## SHORT EXERCISE A:
Rewrite the paragraph of the court heading that begins "DANIEL SARAUER, DARYL BARTSCH" as a list.

## READING TEXT:
United States District Court, E.D. Wisconsin

September 30, 2019

DANIEL SARAUER, DARYL BARTSCH, RANDALL BRACE, JOANN CAPTAIN, PETER ENGELEITER, RANDOLPH KUBATSKI, STEVEN LEITZKE, MICHAEL STINEMATES, DONALD ZAGAR, and DANIEL ZASTROW, Plaintiffs,
v.
INTERNATIONAL ASSOCIATION OF MACHINISTS AND AEROSPACE WORKERS, DISTRICT 10, INTERNATIONAL ASSOCIATION OF MACHINISTS AND AEROSPACE WORKERS, ROCK RIVER LODGE 2053, and MAYSTEEL INDUSTRIES LLC (ALLENTON FACILITY), Defendants.

          DECISION AND ORDER DENYING PLAINTIFFS’ MOTION FOR SUMMARY JUDGMENT AND GRANTING DEFENDANTS’ MOTION FOR SUMMARY JUDGMENT

          DAVID E. JONES United States Magistrate Judge.

## PROVIDED RECORDS:
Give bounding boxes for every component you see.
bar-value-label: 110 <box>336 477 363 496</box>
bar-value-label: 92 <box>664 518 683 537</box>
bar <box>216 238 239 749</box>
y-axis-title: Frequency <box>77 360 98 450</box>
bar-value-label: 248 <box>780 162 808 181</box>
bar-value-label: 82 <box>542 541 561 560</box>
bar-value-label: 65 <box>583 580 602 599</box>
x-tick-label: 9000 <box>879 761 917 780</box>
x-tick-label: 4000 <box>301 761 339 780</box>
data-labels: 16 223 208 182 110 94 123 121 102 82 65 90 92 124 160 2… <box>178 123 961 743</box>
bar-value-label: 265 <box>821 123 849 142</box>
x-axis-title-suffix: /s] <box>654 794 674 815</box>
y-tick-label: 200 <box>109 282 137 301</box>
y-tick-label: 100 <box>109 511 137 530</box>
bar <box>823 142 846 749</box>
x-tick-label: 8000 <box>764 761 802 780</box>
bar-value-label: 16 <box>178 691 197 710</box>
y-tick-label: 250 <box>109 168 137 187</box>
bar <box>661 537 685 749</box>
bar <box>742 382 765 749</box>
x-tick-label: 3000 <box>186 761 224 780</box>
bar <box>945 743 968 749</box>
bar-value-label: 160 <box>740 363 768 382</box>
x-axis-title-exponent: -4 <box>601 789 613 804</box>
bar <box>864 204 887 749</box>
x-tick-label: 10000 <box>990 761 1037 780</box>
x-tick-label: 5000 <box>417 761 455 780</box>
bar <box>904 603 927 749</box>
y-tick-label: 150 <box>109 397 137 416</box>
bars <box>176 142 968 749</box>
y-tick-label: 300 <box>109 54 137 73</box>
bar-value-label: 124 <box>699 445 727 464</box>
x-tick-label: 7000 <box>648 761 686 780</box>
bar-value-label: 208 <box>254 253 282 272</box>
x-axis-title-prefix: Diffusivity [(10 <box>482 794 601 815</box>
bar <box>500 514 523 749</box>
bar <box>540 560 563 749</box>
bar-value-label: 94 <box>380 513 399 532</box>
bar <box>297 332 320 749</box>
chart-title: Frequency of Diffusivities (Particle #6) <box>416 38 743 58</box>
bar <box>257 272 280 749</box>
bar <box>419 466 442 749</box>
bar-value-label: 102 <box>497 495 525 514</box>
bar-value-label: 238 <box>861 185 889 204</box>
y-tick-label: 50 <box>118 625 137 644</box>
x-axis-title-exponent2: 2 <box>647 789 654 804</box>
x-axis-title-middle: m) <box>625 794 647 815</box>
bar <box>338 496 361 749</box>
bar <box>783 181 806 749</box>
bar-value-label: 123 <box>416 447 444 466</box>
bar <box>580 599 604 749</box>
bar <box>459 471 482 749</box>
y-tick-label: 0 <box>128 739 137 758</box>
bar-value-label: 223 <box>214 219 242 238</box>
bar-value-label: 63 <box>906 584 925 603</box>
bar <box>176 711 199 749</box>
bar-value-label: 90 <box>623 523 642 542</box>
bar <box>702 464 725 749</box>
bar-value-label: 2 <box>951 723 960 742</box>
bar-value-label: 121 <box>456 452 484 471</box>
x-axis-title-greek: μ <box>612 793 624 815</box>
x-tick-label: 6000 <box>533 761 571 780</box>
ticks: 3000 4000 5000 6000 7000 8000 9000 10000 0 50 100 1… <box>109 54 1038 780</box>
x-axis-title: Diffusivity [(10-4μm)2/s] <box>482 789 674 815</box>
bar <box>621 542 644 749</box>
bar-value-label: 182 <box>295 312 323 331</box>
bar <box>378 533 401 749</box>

## SHORT EXERCISE B:
Present the lines of the records as a numbered list, starting with the first line of the records and going on through the line with "y-tick-label: 100 <box>109 511 137 530</box>", and leaving out any blank lines.

## TASK OUTPUT A:
Plaintiffs:
- Daniel Sarauer
- Daryl Bartsch
- Randall Brace
- Joann Captain
- Peter Engeleiter
- Randolph Kubatski
- Steven Leitzke
- Michael Stinemates
- Donald Zagar
- Daniel Zastrow

## TASK OUTPUT B:
1. Give bounding boxes for every component you see.
2. bar-value-label: 110 <box>336 477 363 496</box>
3. bar-value-label: 92 <box>664 518 683 537</box>
4. bar <box>216 238 239 749</box>
5. y-axis-title: Frequency <box>77 360 98 450</box>
6. bar-value-label: 248 <box>780 162 808 181</box>
7. bar-value-label: 82 <box>542 541 561 560</box>
8. bar-value-label: 65 <box>583 580 602 599</box>
9. x-tick-label: 9000 <box>879 761 917 780</box>
10. x-tick-label: 4000 <box>301 761 339 780</box>
11. data-labels: 16 223 208 182 110 94 123 121 102 82 65 90 92 124 160 2… <box>178 123 961 743</box>
12. bar-value-label: 265 <box>821 123 849 142</box>
13. x-axis-title-suffix: /s] <box>654 794 674 815</box>
14. y-tick-label: 200 <box>109 282 137 301</box>
15. y-tick-label: 100 <box>109 511 137 530</box>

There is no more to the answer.